* **Task statement**
Every entry below should be transcribed exactly; pictures stay out of the copy.
>>>>
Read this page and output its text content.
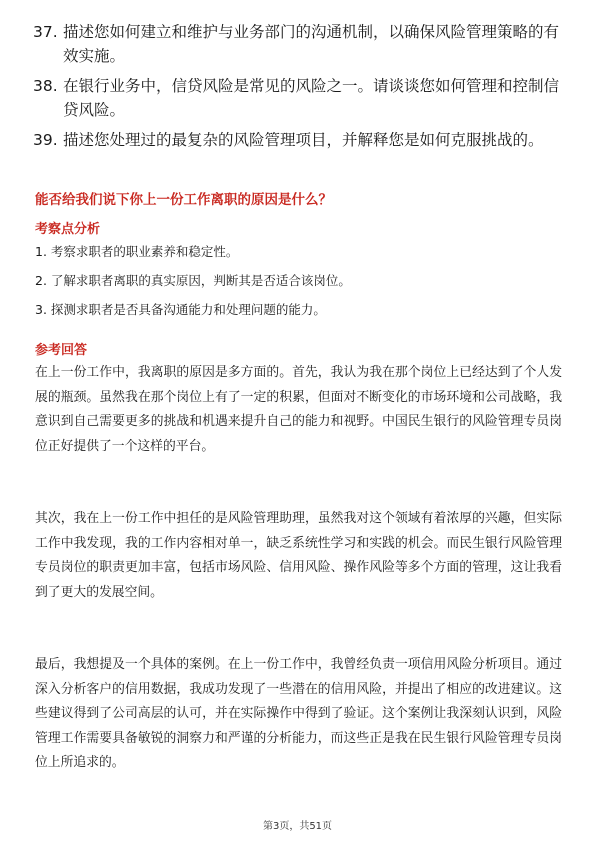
37. 描述您如何建立和维护与业务部门的沟通机制，以确保风险管理策略的有效实施。
38. 在银行业务中，信贷风险是常见的风险之一。请谈谈您如何管理和控制信贷风险。
39. 描述您处理过的最复杂的风险管理项目，并解释您是如何克服挑战的。
能否给我们说下你上一份工作离职的原因是什么？
考察点分析
1. 考察求职者的职业素养和稳定性。
2. 了解求职者离职的真实原因，判断其是否适合该岗位。
3. 探测求职者是否具备沟通能力和处理问题的能力。
参考回答

在上一份工作中，我离职的原因是多方面的。首先，我认为我在那个岗位上已经达到了个人发展的瓶颈。虽然我在那个岗位上有了一定的积累，但面对不断变化的市场环境和公司战略，我意识到自己需要更多的挑战和机遇来提升自己的能力和视野。中国民生银行的风险管理专员岗位正好提供了一个这样的平台。

其次，我在上一份工作中担任的是风险管理助理，虽然我对这个领域有着浓厚的兴趣，但实际工作中我发现，我的工作内容相对单一，缺乏系统性学习和实践的机会。而民生银行风险管理专员岗位的职责更加丰富，包括市场风险、信用风险、操作风险等多个方面的管理，这让我看到了更大的发展空间。

最后，我想提及一个具体的案例。在上一份工作中，我曾经负责一项信用风险分析项目。通过深入分析客户的信用数据，我成功发现了一些潜在的信用风险，并提出了相应的改进建议。这些建议得到了公司高层的认可，并在实际操作中得到了验证。这个案例让我深刻认识到，风险管理工作需要具备敏锐的洞察力和严谨的分析能力，而这些正是我在民生银行风险管理专员岗位上所追求的。

第3页，共51页
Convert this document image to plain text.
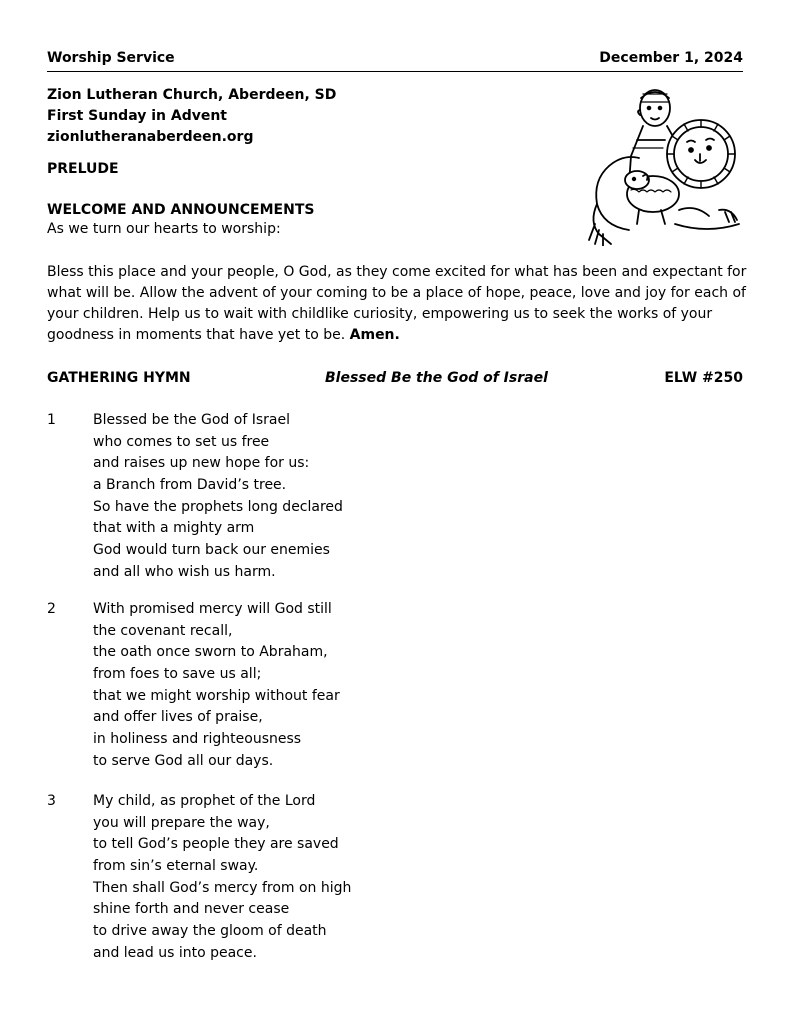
Worship Service	December 1, 2024
Zion Lutheran Church, Aberdeen, SD
First Sunday in Advent
zionlutheranaberdeen.org
PRELUDE
WELCOME AND ANNOUNCEMENTS
As we turn our hearts to worship:
Bless this place and your people, O God, as they come excited for what has been and expectant for what will be. Allow the advent of your coming to be a place of hope, peace, love and joy for each of your children. Help us to wait with childlike curiosity, empowering us to seek the works of your goodness in moments that have yet to be. Amen.
GATHERING HYMN	Blessed Be the God of Israel	ELW #250
1	Blessed be the God of Israel
who comes to set us free
and raises up new hope for us:
a Branch from David’s tree.
So have the prophets long declared
that with a mighty arm
God would turn back our enemies
and all who wish us harm.
2	With promised mercy will God still
the covenant recall,
the oath once sworn to Abraham,
from foes to save us all;
that we might worship without fear
and offer lives of praise,
in holiness and righteousness
to serve God all our days.
3	My child, as prophet of the Lord
you will prepare the way,
to tell God’s people they are saved
from sin’s eternal sway.
Then shall God’s mercy from on high
shine forth and never cease
to drive away the gloom of death
and lead us into peace.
<<<<
* **Output below**
Read this page and output its text content.
37. 描述您如何建立和维护与业务部门的沟通机制，以确保风险管理策略的有效实施。
38. 在银行业务中，信贷风险是常见的风险之一。请谈谈您如何管理和控制信贷风险。
39. 描述您处理过的最复杂的风险管理项目，并解释您是如何克服挑战的。
能否给我们说下你上一份工作离职的原因是什么？
考察点分析
1. 考察求职者的职业素养和稳定性。
2. 了解求职者离职的真实原因，判断其是否适合该岗位。
3. 探测求职者是否具备沟通能力和处理问题的能力。
参考回答

在上一份工作中，我离职的原因是多方面的。首先，我认为我在那个岗位上已经达到了个人发展的瓶颈。虽然我在那个岗位上有了一定的积累，但面对不断变化的市场环境和公司战略，我意识到自己需要更多的挑战和机遇来提升自己的能力和视野。中国民生银行的风险管理专员岗位正好提供了一个这样的平台。

其次，我在上一份工作中担任的是风险管理助理，虽然我对这个领域有着浓厚的兴趣，但实际工作中我发现，我的工作内容相对单一，缺乏系统性学习和实践的机会。而民生银行风险管理专员岗位的职责更加丰富，包括市场风险、信用风险、操作风险等多个方面的管理，这让我看到了更大的发展空间。

最后，我想提及一个具体的案例。在上一份工作中，我曾经负责一项信用风险分析项目。通过深入分析客户的信用数据，我成功发现了一些潜在的信用风险，并提出了相应的改进建议。这些建议得到了公司高层的认可，并在实际操作中得到了验证。这个案例让我深刻认识到，风险管理工作需要具备敏锐的洞察力和严谨的分析能力，而这些正是我在民生银行风险管理专员岗位上所追求的。

第3页，共51页
Convert this document image to plain text.
Worship Service	December 1, 2024
Zion Lutheran Church, Aberdeen, SD
First Sunday in Advent
zionlutheranaberdeen.org
PRELUDE
WELCOME AND ANNOUNCEMENTS
As we turn our hearts to worship:
Bless this place and your people, O God, as they come excited for what has been and expectant for what will be. Allow the advent of your coming to be a place of hope, peace, love and joy for each of your children. Help us to wait with childlike curiosity, empowering us to seek the works of your goodness in moments that have yet to be. Amen.
GATHERING HYMN	Blessed Be the God of Israel	ELW #250
1	Blessed be the God of Israel
who comes to set us free
and raises up new hope for us:
a Branch from David’s tree.
So have the prophets long declared
that with a mighty arm
God would turn back our enemies
and all who wish us harm.
2	With promised mercy will God still
the covenant recall,
the oath once sworn to Abraham,
from foes to save us all;
that we might worship without fear
and offer lives of praise,
in holiness and righteousness
to serve God all our days.
3	My child, as prophet of the Lord
you will prepare the way,
to tell God’s people they are saved
from sin’s eternal sway.
Then shall God’s mercy from on high
shine forth and never cease
to drive away the gloom of death
and lead us into peace.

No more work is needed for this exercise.